TASK TO CARRY OUT: Copy each line below that contains "Самсонович".

RECORD EXTRACTS:
......

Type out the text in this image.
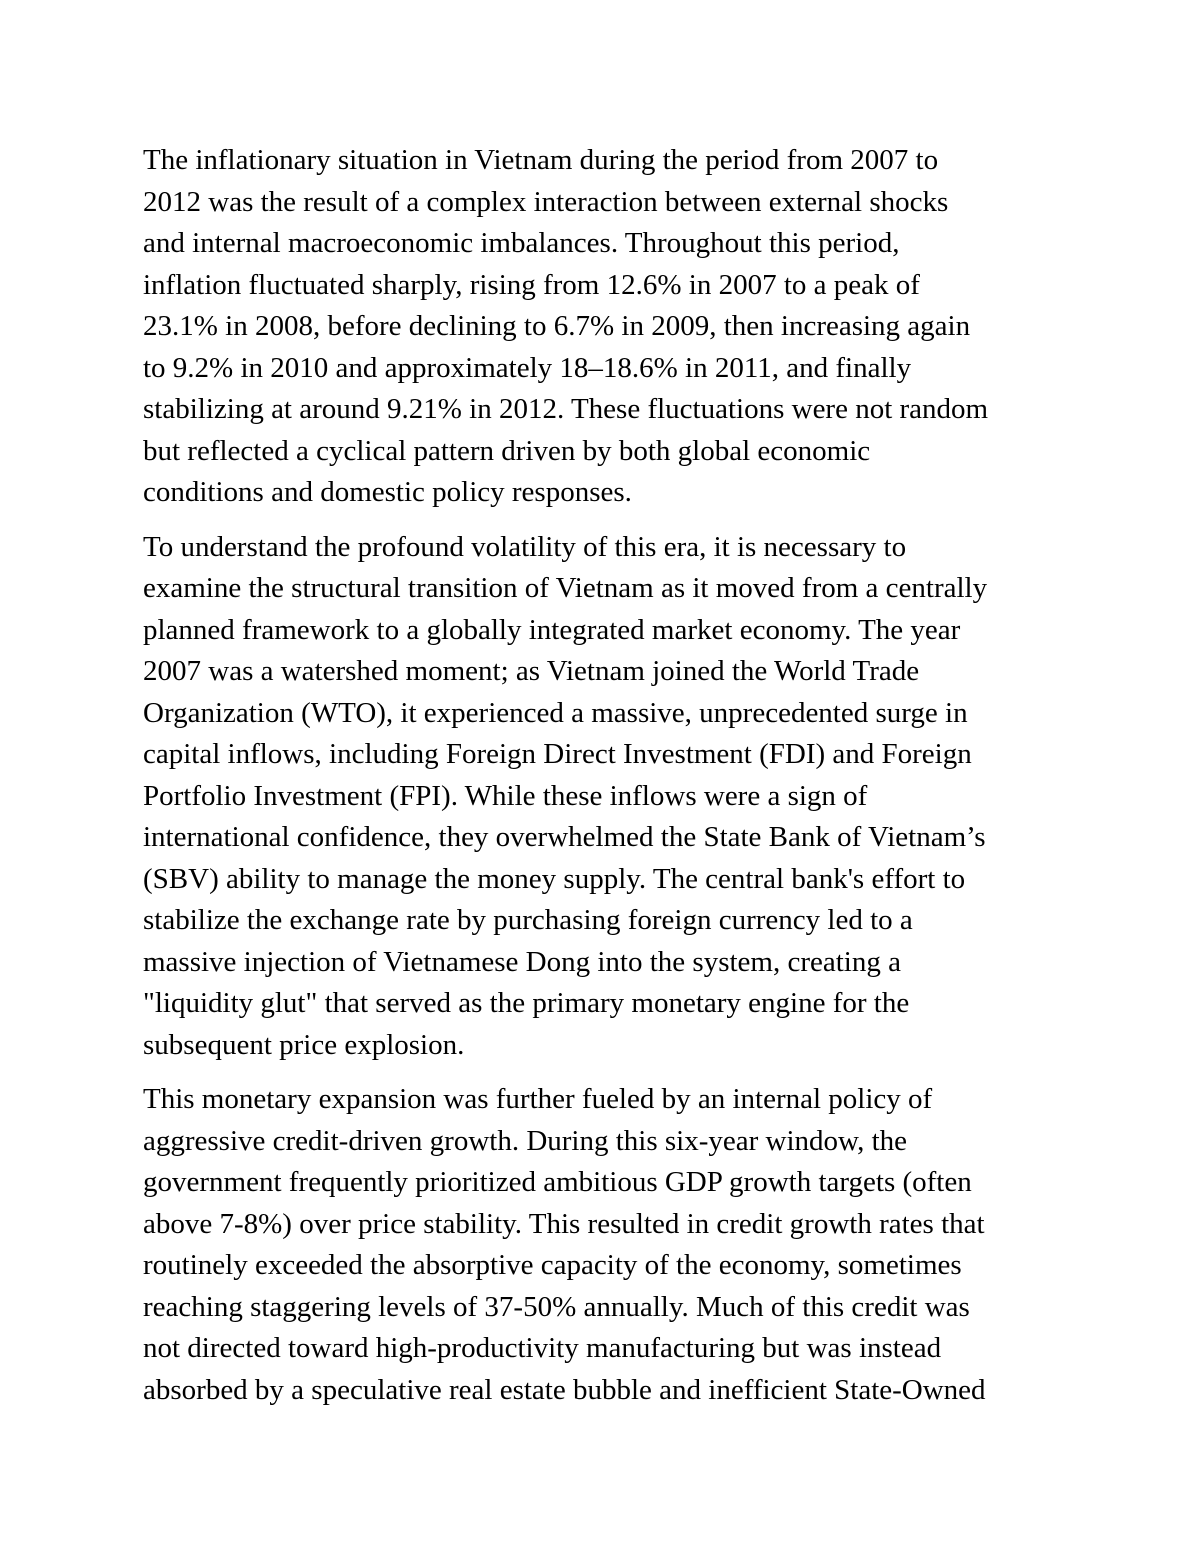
The inflationary situation in Vietnam during the period from 2007 to
2012 was the result of a complex interaction between external shocks
and internal macroeconomic imbalances. Throughout this period,
inflation fluctuated sharply, rising from 12.6% in 2007 to a peak of
23.1% in 2008, before declining to 6.7% in 2009, then increasing again
to 9.2% in 2010 and approximately 18–18.6% in 2011, and finally
stabilizing at around 9.21% in 2012. These fluctuations were not random
but reflected a cyclical pattern driven by both global economic
conditions and domestic policy responses.

To understand the profound volatility of this era, it is necessary to
examine the structural transition of Vietnam as it moved from a centrally
planned framework to a globally integrated market economy. The year
2007 was a watershed moment; as Vietnam joined the World Trade
Organization (WTO), it experienced a massive, unprecedented surge in
capital inflows, including Foreign Direct Investment (FDI) and Foreign
Portfolio Investment (FPI). While these inflows were a sign of
international confidence, they overwhelmed the State Bank of Vietnam’s
(SBV) ability to manage the money supply. The central bank's effort to
stabilize the exchange rate by purchasing foreign currency led to a
massive injection of Vietnamese Dong into the system, creating a
"liquidity glut" that served as the primary monetary engine for the
subsequent price explosion.

This monetary expansion was further fueled by an internal policy of
aggressive credit-driven growth. During this six-year window, the
government frequently prioritized ambitious GDP growth targets (often
above 7-8%) over price stability. This resulted in credit growth rates that
routinely exceeded the absorptive capacity of the economy, sometimes
reaching staggering levels of 37-50% annually. Much of this credit was
not directed toward high-productivity manufacturing but was instead
absorbed by a speculative real estate bubble and inefficient State-Owned
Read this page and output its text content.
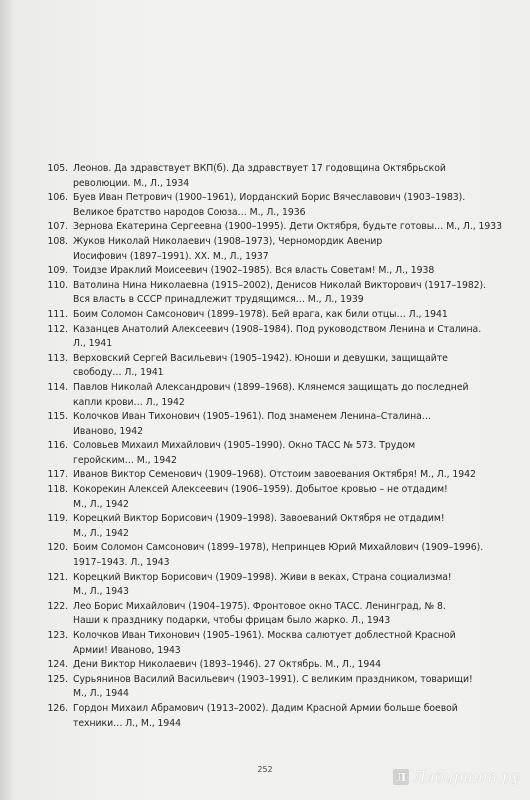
105. Леонов. Да здравствует ВКП(б). Да здравствует 17 годовщина Октябрьской
революции. М., Л., 1934
106. Буев Иван Петрович (1900–1961), Иорданский Борис Вячеславович (1903–1983).
Великое братство народов Союза… М., Л., 1936
107. Зернова Екатерина Сергеевна (1900–1995). Дети Октября, будьте готовы… М., Л., 1933
108. Жуков Николай Николаевич (1908–1973), Черномордик Авенир
Иосифович (1897–1991). ХХ. М., Л., 1937
109. Тоидзе Ираклий Моисеевич (1902–1985). Вся власть Советам! М., Л., 1938
110. Ватолина Нина Николаевна (1915–2002), Денисов Николай Викторович (1917–1982).
Вся власть в СССР принадлежит трудящимся… М., Л., 1939
111. Боим Соломон Самсонович (1899–1978). Бей врага, как били отцы… Л., 1941
112. Казанцев Анатолий Алексеевич (1908–1984). Под руководством Ленина и Сталина.
Л., 1941
113. Верховский Сергей Васильевич (1905–1942). Юноши и девушки, защищайте
свободу… Л., 1941
114. Павлов Николай Александрович (1899–1968). Клянемся защищать до последней
капли крови… Л., 1942
115. Колочков Иван Тихонович (1905–1961). Под знаменем Ленина–Сталина…
Иваново, 1942
116. Соловьев Михаил Михайлович (1905–1990). Окно ТАСС № 573. Трудом
геройским… М., 1942
117. Иванов Виктор Семенович (1909–1968). Отстоим завоевания Октября! М., Л., 1942
118. Кокорекин Алексей Алексеевич (1906–1959). Добытое кровью – не отдадим!
М., Л., 1942
119. Корецкий Виктор Борисович (1909–1998). Завоеваний Октября не отдадим!
М., Л., 1942
120. Боим Соломон Самсонович (1899–1978), Непринцев Юрий Михайлович (1909–1996).
1917–1943. Л., 1943
121. Корецкий Виктор Борисович (1909–1998). Живи в веках, Страна социализма!
М., Л., 1943
122. Лео Борис Михайлович (1904–1975). Фронтовое окно ТАСС. Ленинград, № 8.
Наши к празднику подарки, чтобы фрицам было жарко. Л., 1943
123. Колочков Иван Тихонович (1905–1961). Москва салютует доблестной Красной
Армии! Иваново, 1943
124. Дени Виктор Николаевич (1893–1946). 27 Октябрь. М., Л., 1944
125. Сурьянинов Василий Васильевич (1903–1991). С великим праздником, товарищи!
М., Л., 1944
126. Гордон Михаил Абрамович (1913–2002). Дадим Красной Армии больше боевой
техники… Л., М., 1944
252
Л Лабиринт.ру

......

TASK ANSWER:
111. Боим Соломон Самсонович (1899–1978). Бей врага, как били отцы… Л., 1941
120. Боим Соломон Самсонович (1899–1978), Непринцев Юрий Михайлович (1909–1996).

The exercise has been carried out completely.